Records excerpted from a collection:
+++

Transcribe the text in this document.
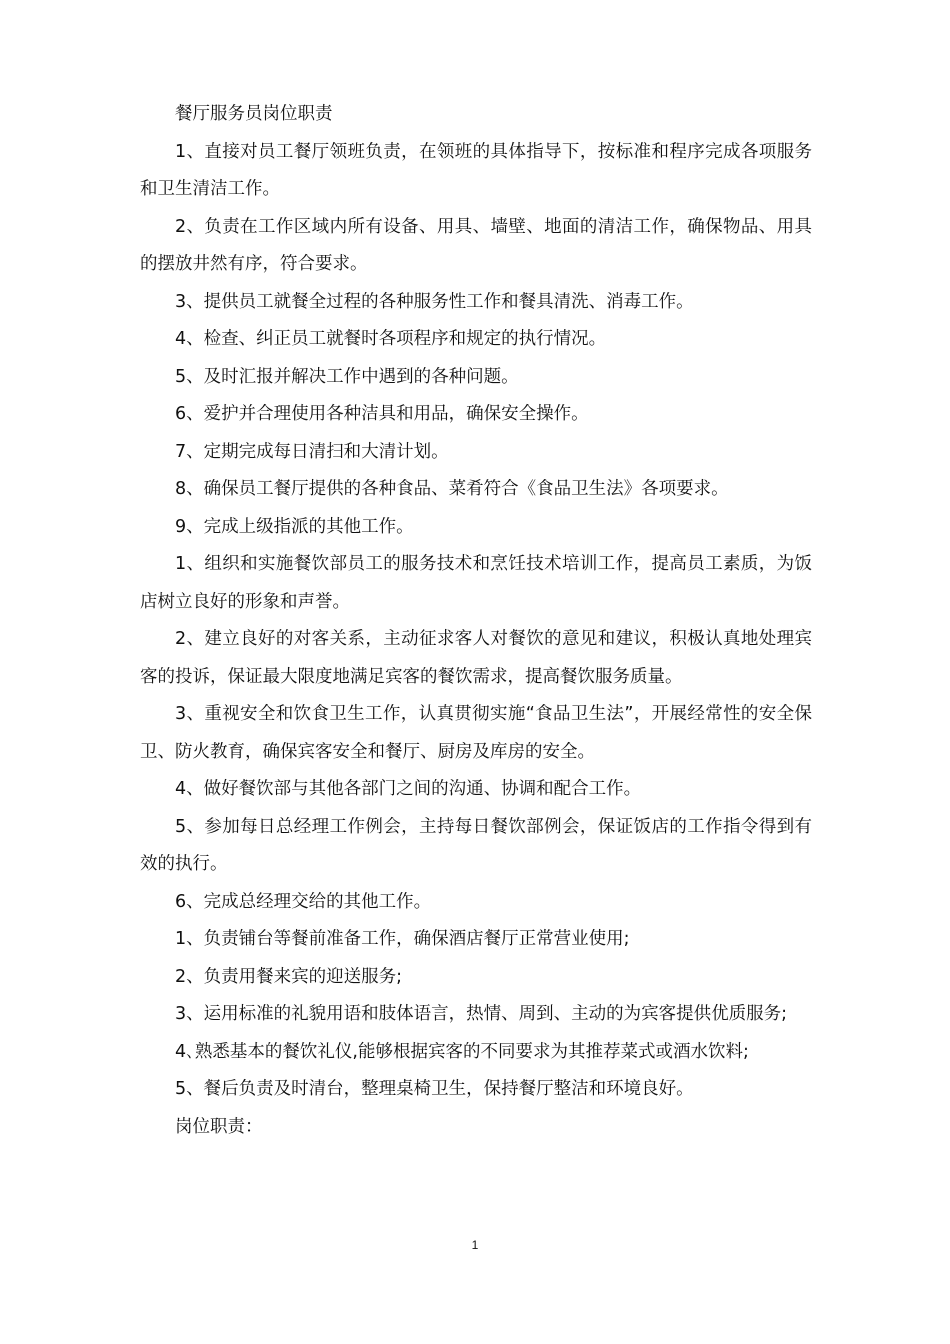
餐厅服务员岗位职责

1、直接对员工餐厅领班负责，在领班的具体指导下，按标准和程序完成各项服务和卫生清洁工作。

2、负责在工作区域内所有设备、用具、墙壁、地面的清洁工作，确保物品、用具的摆放井然有序，符合要求。

3、提供员工就餐全过程的各种服务性工作和餐具清洗、消毒工作。

4、检查、纠正员工就餐时各项程序和规定的执行情况。

5、及时汇报并解决工作中遇到的各种问题。

6、爱护并合理使用各种洁具和用品，确保安全操作。

7、定期完成每日清扫和大清计划。

8、确保员工餐厅提供的各种食品、菜肴符合《食品卫生法》各项要求。

9、完成上级指派的其他工作。

1、组织和实施餐饮部员工的服务技术和烹饪技术培训工作，提高员工素质，为饭店树立良好的形象和声誉。

2、建立良好的对客关系，主动征求客人对餐饮的意见和建议，积极认真地处理宾客的投诉，保证最大限度地满足宾客的餐饮需求，提高餐饮服务质量。

3、重视安全和饮食卫生工作，认真贯彻实施“食品卫生法”，开展经常性的安全保卫、防火教育，确保宾客安全和餐厅、厨房及库房的安全。

4、做好餐饮部与其他各部门之间的沟通、协调和配合工作。

5、参加每日总经理工作例会，主持每日餐饮部例会，保证饭店的工作指令得到有效的执行。

6、完成总经理交给的其他工作。

1、负责铺台等餐前准备工作，确保酒店餐厅正常营业使用;

2、负责用餐来宾的迎送服务;

3、运用标准的礼貌用语和肢体语言，热情、周到、主动的为宾客提供优质服务;

4､熟悉基本的餐饮礼仪,能够根据宾客的不同要求为其推荐菜式或酒水饮料;

5、餐后负责及时清台，整理桌椅卫生，保持餐厅整洁和环境良好。

岗位职责：

1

+++

Quote every record above exactly, omitting any pictures they contain.

Transcribe the text in this document.
餐厅服务员岗位职责

1、直接对员工餐厅领班负责，在领班的具体指导下，按标准和程序完成各项服务和卫生清洁工作。

2、负责在工作区域内所有设备、用具、墙壁、地面的清洁工作，确保物品、用具的摆放井然有序，符合要求。

3、提供员工就餐全过程的各种服务性工作和餐具清洗、消毒工作。

4、检查、纠正员工就餐时各项程序和规定的执行情况。

5、及时汇报并解决工作中遇到的各种问题。

6、爱护并合理使用各种洁具和用品，确保安全操作。

7、定期完成每日清扫和大清计划。

8、确保员工餐厅提供的各种食品、菜肴符合《食品卫生法》各项要求。

9、完成上级指派的其他工作。

1、组织和实施餐饮部员工的服务技术和烹饪技术培训工作，提高员工素质，为饭店树立良好的形象和声誉。

2、建立良好的对客关系，主动征求客人对餐饮的意见和建议，积极认真地处理宾客的投诉，保证最大限度地满足宾客的餐饮需求，提高餐饮服务质量。

3、重视安全和饮食卫生工作，认真贯彻实施“食品卫生法”，开展经常性的安全保卫、防火教育，确保宾客安全和餐厅、厨房及库房的安全。

4、做好餐饮部与其他各部门之间的沟通、协调和配合工作。

5、参加每日总经理工作例会，主持每日餐饮部例会，保证饭店的工作指令得到有效的执行。

6、完成总经理交给的其他工作。

1、负责铺台等餐前准备工作，确保酒店餐厅正常营业使用;

2、负责用餐来宾的迎送服务;

3、运用标准的礼貌用语和肢体语言，热情、周到、主动的为宾客提供优质服务;

4､熟悉基本的餐饮礼仪,能够根据宾客的不同要求为其推荐菜式或酒水饮料;

5、餐后负责及时清台，整理桌椅卫生，保持餐厅整洁和环境良好。

岗位职责：

1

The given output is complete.